(Stored records)
— Begin —
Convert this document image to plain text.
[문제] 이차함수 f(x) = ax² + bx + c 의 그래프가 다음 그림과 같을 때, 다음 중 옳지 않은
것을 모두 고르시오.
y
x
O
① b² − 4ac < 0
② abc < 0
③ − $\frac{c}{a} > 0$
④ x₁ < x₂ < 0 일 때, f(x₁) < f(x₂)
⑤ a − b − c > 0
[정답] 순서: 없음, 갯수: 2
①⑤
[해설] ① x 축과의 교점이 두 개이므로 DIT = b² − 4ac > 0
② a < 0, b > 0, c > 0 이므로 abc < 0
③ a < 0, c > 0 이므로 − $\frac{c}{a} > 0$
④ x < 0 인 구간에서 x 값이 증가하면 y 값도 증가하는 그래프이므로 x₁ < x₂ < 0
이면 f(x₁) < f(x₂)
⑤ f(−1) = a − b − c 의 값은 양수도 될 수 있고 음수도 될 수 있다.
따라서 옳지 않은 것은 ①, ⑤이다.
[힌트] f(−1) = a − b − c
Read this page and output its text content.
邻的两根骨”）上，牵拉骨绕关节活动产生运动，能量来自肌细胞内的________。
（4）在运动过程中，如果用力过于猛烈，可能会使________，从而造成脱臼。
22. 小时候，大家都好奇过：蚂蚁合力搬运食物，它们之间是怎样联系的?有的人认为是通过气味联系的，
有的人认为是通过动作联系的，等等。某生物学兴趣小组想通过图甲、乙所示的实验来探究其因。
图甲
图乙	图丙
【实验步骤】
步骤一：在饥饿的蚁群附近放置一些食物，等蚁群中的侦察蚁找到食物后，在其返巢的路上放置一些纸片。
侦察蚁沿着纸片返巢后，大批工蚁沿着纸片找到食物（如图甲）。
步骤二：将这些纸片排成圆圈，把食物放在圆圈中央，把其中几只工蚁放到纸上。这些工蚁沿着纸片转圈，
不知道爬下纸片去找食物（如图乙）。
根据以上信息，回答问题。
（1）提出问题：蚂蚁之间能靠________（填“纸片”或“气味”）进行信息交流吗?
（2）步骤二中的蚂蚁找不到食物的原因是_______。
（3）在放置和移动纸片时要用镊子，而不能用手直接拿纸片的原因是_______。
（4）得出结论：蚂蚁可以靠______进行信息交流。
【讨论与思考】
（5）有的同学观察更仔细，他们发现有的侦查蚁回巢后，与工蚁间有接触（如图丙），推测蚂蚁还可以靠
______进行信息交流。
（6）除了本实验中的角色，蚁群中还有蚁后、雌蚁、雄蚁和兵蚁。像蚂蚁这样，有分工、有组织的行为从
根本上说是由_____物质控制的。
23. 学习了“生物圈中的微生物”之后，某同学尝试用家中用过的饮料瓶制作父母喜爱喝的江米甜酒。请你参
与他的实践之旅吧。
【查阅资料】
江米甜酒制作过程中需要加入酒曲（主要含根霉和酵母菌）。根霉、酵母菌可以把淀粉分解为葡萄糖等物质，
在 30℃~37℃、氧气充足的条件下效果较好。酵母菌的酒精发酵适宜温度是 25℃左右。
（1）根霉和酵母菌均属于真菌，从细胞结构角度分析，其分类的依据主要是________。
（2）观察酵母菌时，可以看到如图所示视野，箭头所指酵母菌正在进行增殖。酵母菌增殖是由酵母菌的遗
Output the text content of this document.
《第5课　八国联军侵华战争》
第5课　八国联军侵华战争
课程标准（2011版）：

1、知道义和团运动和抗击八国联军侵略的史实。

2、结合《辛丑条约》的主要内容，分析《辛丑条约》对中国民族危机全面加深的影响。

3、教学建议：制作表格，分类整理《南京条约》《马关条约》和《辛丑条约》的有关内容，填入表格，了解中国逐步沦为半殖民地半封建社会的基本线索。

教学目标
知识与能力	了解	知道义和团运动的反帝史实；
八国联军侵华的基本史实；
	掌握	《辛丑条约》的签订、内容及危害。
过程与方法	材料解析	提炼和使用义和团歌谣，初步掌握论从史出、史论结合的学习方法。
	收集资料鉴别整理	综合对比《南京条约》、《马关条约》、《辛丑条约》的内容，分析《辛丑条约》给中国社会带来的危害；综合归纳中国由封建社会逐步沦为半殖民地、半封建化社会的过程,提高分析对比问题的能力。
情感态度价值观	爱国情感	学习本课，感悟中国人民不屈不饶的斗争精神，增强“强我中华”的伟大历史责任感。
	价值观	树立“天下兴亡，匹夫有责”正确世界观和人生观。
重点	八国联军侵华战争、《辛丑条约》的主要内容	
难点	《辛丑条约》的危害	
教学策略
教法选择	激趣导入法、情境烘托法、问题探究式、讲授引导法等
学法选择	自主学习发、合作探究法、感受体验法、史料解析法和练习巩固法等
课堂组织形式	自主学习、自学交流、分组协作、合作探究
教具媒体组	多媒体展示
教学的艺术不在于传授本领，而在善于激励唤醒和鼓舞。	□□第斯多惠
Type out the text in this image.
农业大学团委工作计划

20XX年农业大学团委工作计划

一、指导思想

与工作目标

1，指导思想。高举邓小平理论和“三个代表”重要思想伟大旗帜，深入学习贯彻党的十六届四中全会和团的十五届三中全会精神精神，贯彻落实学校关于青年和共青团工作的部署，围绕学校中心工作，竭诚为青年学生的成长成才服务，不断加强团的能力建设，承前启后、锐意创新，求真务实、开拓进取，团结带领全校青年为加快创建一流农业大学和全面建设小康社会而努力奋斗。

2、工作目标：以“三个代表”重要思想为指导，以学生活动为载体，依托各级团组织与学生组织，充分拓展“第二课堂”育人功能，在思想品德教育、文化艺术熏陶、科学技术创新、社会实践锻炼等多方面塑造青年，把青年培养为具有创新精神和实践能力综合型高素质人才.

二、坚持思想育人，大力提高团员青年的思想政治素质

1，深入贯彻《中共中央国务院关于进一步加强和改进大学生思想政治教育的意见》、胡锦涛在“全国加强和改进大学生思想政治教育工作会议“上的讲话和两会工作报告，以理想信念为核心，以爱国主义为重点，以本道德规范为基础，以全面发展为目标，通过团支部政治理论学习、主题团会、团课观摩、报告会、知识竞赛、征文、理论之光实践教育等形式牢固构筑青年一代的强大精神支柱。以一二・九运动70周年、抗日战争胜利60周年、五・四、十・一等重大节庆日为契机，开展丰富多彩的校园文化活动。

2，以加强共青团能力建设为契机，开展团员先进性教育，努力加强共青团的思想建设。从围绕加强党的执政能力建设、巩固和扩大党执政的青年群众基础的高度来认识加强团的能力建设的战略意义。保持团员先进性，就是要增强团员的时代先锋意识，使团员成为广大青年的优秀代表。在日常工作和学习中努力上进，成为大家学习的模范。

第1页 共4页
— End —
What to work on
Output the data above exactly, please, line for line.

Response to this task
Convert this document image to plain text.
[문제] 이차함수 f(x) = ax² + bx + c 의 그래프가 다음 그림과 같을 때, 다음 중 옳지 않은
것을 모두 고르시오.
y
x
O
① b² − 4ac < 0
② abc < 0
③ − $\frac{c}{a} > 0$
④ x₁ < x₂ < 0 일 때, f(x₁) < f(x₂)
⑤ a − b − c > 0
[정답] 순서: 없음, 갯수: 2
①⑤
[해설] ① x 축과의 교점이 두 개이므로 DIT = b² − 4ac > 0
② a < 0, b > 0, c > 0 이므로 abc < 0
③ a < 0, c > 0 이므로 − $\frac{c}{a} > 0$
④ x < 0 인 구간에서 x 값이 증가하면 y 값도 증가하는 그래프이므로 x₁ < x₂ < 0
이면 f(x₁) < f(x₂)
⑤ f(−1) = a − b − c 의 값은 양수도 될 수 있고 음수도 될 수 있다.
따라서 옳지 않은 것은 ①, ⑤이다.
[힌트] f(−1) = a − b − c
Read this page and output its text content.
邻的两根骨”）上，牵拉骨绕关节活动产生运动，能量来自肌细胞内的________。
（4）在运动过程中，如果用力过于猛烈，可能会使________，从而造成脱臼。
22. 小时候，大家都好奇过：蚂蚁合力搬运食物，它们之间是怎样联系的?有的人认为是通过气味联系的，
有的人认为是通过动作联系的，等等。某生物学兴趣小组想通过图甲、乙所示的实验来探究其因。
图甲
图乙	图丙
【实验步骤】
步骤一：在饥饿的蚁群附近放置一些食物，等蚁群中的侦察蚁找到食物后，在其返巢的路上放置一些纸片。
侦察蚁沿着纸片返巢后，大批工蚁沿着纸片找到食物（如图甲）。
步骤二：将这些纸片排成圆圈，把食物放在圆圈中央，把其中几只工蚁放到纸上。这些工蚁沿着纸片转圈，
不知道爬下纸片去找食物（如图乙）。
根据以上信息，回答问题。
（1）提出问题：蚂蚁之间能靠________（填“纸片”或“气味”）进行信息交流吗?
（2）步骤二中的蚂蚁找不到食物的原因是_______。
（3）在放置和移动纸片时要用镊子，而不能用手直接拿纸片的原因是_______。
（4）得出结论：蚂蚁可以靠______进行信息交流。
【讨论与思考】
（5）有的同学观察更仔细，他们发现有的侦查蚁回巢后，与工蚁间有接触（如图丙），推测蚂蚁还可以靠
______进行信息交流。
（6）除了本实验中的角色，蚁群中还有蚁后、雌蚁、雄蚁和兵蚁。像蚂蚁这样，有分工、有组织的行为从
根本上说是由_____物质控制的。
23. 学习了“生物圈中的微生物”之后，某同学尝试用家中用过的饮料瓶制作父母喜爱喝的江米甜酒。请你参
与他的实践之旅吧。
【查阅资料】
江米甜酒制作过程中需要加入酒曲（主要含根霉和酵母菌）。根霉、酵母菌可以把淀粉分解为葡萄糖等物质，
在 30℃~37℃、氧气充足的条件下效果较好。酵母菌的酒精发酵适宜温度是 25℃左右。
（1）根霉和酵母菌均属于真菌，从细胞结构角度分析，其分类的依据主要是________。
（2）观察酵母菌时，可以看到如图所示视野，箭头所指酵母菌正在进行增殖。酵母菌增殖是由酵母菌的遗
Output the text content of this document.
《第5课　八国联军侵华战争》
第5课　八国联军侵华战争
课程标准（2011版）：

1、知道义和团运动和抗击八国联军侵略的史实。

2、结合《辛丑条约》的主要内容，分析《辛丑条约》对中国民族危机全面加深的影响。

3、教学建议：制作表格，分类整理《南京条约》《马关条约》和《辛丑条约》的有关内容，填入表格，了解中国逐步沦为半殖民地半封建社会的基本线索。

教学目标
知识与能力	了解	知道义和团运动的反帝史实；
八国联军侵华的基本史实；
	掌握	《辛丑条约》的签订、内容及危害。
过程与方法	材料解析	提炼和使用义和团歌谣，初步掌握论从史出、史论结合的学习方法。
	收集资料鉴别整理	综合对比《南京条约》、《马关条约》、《辛丑条约》的内容，分析《辛丑条约》给中国社会带来的危害；综合归纳中国由封建社会逐步沦为半殖民地、半封建化社会的过程,提高分析对比问题的能力。
情感态度价值观	爱国情感	学习本课，感悟中国人民不屈不饶的斗争精神，增强“强我中华”的伟大历史责任感。
	价值观	树立“天下兴亡，匹夫有责”正确世界观和人生观。
重点	八国联军侵华战争、《辛丑条约》的主要内容	
难点	《辛丑条约》的危害	
教学策略
教法选择	激趣导入法、情境烘托法、问题探究式、讲授引导法等
学法选择	自主学习发、合作探究法、感受体验法、史料解析法和练习巩固法等
课堂组织形式	自主学习、自学交流、分组协作、合作探究
教具媒体组	多媒体展示
教学的艺术不在于传授本领，而在善于激励唤醒和鼓舞。	□□第斯多惠
Type out the text in this image.
农业大学团委工作计划

20XX年农业大学团委工作计划

一、指导思想

与工作目标

1，指导思想。高举邓小平理论和“三个代表”重要思想伟大旗帜，深入学习贯彻党的十六届四中全会和团的十五届三中全会精神精神，贯彻落实学校关于青年和共青团工作的部署，围绕学校中心工作，竭诚为青年学生的成长成才服务，不断加强团的能力建设，承前启后、锐意创新，求真务实、开拓进取，团结带领全校青年为加快创建一流农业大学和全面建设小康社会而努力奋斗。

2、工作目标：以“三个代表”重要思想为指导，以学生活动为载体，依托各级团组织与学生组织，充分拓展“第二课堂”育人功能，在思想品德教育、文化艺术熏陶、科学技术创新、社会实践锻炼等多方面塑造青年，把青年培养为具有创新精神和实践能力综合型高素质人才.

二、坚持思想育人，大力提高团员青年的思想政治素质

1，深入贯彻《中共中央国务院关于进一步加强和改进大学生思想政治教育的意见》、胡锦涛在“全国加强和改进大学生思想政治教育工作会议“上的讲话和两会工作报告，以理想信念为核心，以爱国主义为重点，以本道德规范为基础，以全面发展为目标，通过团支部政治理论学习、主题团会、团课观摩、报告会、知识竞赛、征文、理论之光实践教育等形式牢固构筑青年一代的强大精神支柱。以一二・九运动70周年、抗日战争胜利60周年、五・四、十・一等重大节庆日为契机，开展丰富多彩的校园文化活动。

2，以加强共青团能力建设为契机，开展团员先进性教育，努力加强共青团的思想建设。从围绕加强党的执政能力建设、巩固和扩大党执政的青年群众基础的高度来认识加强团的能力建设的战略意义。保持团员先进性，就是要增强团员的时代先锋意识，使团员成为广大青年的优秀代表。在日常工作和学习中努力上进，成为大家学习的模范。

第1页 共4页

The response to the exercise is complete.